Work to be completed - Search the data for the string "JSON" and extract every line where it appears.

Data for processing -

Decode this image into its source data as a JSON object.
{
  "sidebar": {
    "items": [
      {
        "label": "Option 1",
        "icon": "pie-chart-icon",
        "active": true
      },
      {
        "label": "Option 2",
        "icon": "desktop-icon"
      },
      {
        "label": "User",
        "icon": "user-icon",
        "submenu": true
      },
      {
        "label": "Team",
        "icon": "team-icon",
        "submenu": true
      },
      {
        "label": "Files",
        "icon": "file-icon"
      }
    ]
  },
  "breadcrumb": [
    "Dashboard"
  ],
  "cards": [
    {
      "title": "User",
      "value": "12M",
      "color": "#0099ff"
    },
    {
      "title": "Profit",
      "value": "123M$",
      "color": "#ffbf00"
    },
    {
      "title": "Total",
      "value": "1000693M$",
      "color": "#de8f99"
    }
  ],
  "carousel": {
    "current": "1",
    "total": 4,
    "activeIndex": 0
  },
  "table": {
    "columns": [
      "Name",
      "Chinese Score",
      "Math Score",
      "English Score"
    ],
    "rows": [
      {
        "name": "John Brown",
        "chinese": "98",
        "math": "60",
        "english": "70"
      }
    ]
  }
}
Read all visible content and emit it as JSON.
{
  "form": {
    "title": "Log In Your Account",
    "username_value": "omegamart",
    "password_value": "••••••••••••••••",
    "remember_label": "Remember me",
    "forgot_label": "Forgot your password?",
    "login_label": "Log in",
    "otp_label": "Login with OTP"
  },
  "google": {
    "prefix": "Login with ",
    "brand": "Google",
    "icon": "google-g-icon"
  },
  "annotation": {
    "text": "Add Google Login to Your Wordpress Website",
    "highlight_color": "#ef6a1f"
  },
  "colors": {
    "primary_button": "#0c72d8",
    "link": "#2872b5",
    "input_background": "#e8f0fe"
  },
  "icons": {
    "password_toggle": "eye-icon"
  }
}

Result of the task -
Decode this image into its source data as a JSON object.
Read all visible content and emit it as JSON.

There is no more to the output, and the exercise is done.